● **Set problem**: Gather every line of the entries that includes the word "Deploy".

● **Record set**:
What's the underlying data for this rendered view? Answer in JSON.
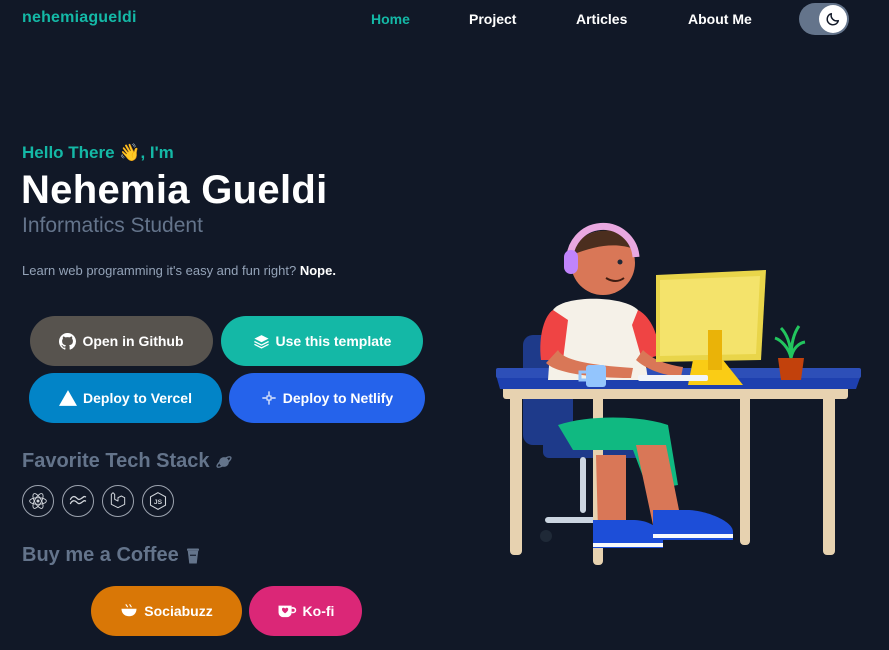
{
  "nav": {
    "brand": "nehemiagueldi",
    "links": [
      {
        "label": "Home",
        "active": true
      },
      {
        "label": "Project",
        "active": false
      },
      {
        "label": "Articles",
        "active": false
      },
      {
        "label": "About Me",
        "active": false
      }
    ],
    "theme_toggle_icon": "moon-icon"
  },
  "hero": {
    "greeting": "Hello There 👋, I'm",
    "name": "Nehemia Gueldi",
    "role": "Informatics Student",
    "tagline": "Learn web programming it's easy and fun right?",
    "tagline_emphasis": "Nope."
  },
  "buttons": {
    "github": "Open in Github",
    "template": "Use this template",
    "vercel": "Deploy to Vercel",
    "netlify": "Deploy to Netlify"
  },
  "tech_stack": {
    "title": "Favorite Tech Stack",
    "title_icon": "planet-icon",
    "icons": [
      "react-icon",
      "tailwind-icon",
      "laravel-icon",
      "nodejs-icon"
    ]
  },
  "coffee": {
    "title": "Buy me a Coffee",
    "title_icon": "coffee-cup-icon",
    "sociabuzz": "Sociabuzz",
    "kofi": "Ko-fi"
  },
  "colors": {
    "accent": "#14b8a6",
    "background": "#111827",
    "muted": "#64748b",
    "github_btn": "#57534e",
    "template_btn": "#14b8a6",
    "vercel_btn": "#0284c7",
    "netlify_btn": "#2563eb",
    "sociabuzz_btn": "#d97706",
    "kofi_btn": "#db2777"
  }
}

● **Output of the exercise**:
    "vercel": "Deploy to Vercel",
    "netlify": "Deploy to Netlify"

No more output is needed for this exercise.